Brief: Your task is to give the listing below back word for word, pictures excluded.

Records provided:

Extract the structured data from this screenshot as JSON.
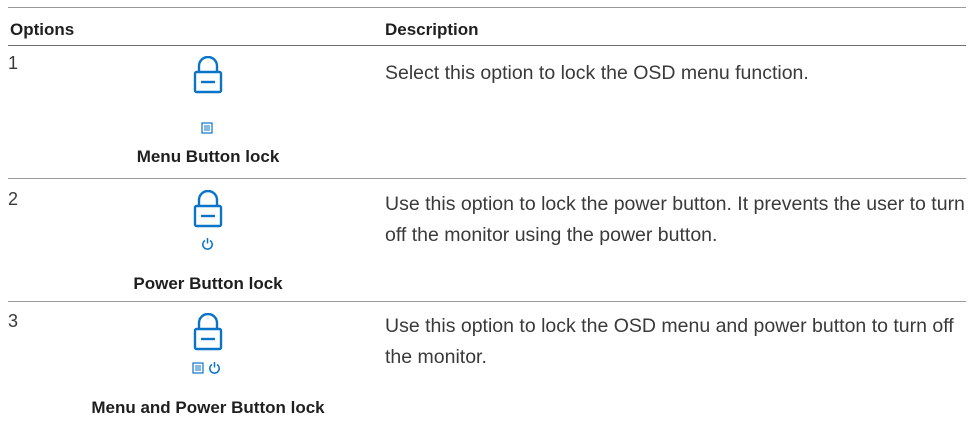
{
  "header": {
    "options_label": "Options",
    "description_label": "Description"
  },
  "rows": [
    {
      "number": "1",
      "caption": "Menu Button lock",
      "description": "Select this option to lock the OSD menu function.",
      "icons": [
        "lock-icon",
        "menu-icon"
      ]
    },
    {
      "number": "2",
      "caption": "Power Button lock",
      "description": "Use this option to lock the power button. It prevents the user to turn off the monitor using the power button.",
      "icons": [
        "lock-icon",
        "power-icon"
      ]
    },
    {
      "number": "3",
      "caption": "Menu and Power Button lock",
      "description": "Use this option to lock the OSD menu and power button to turn off the monitor.",
      "icons": [
        "lock-icon",
        "menu-icon",
        "power-icon"
      ]
    }
  ],
  "colors": {
    "icon_accent": "#0a74c9",
    "rule": "#9a9a9a",
    "text": "#3a3a3a"
  }
}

Answer to this task:
Extract the structured data from this screenshot as JSON.
{
  "header": {
    "options_label": "Options",
    "description_label": "Description"
  },
  "rows": [
    {
      "number": "1",
      "caption": "Menu Button lock",
      "description": "Select this option to lock the OSD menu function.",
      "icons": [
        "lock-icon",
        "menu-icon"
      ]
    },
    {
      "number": "2",
      "caption": "Power Button lock",
      "description": "Use this option to lock the power button. It prevents the user to turn off the monitor using the power button.",
      "icons": [
        "lock-icon",
        "power-icon"
      ]
    },
    {
      "number": "3",
      "caption": "Menu and Power Button lock",
      "description": "Use this option to lock the OSD menu and power button to turn off the monitor.",
      "icons": [
        "lock-icon",
        "menu-icon",
        "power-icon"
      ]
    }
  ],
  "colors": {
    "icon_accent": "#0a74c9",
    "rule": "#9a9a9a",
    "text": "#3a3a3a"
  }
}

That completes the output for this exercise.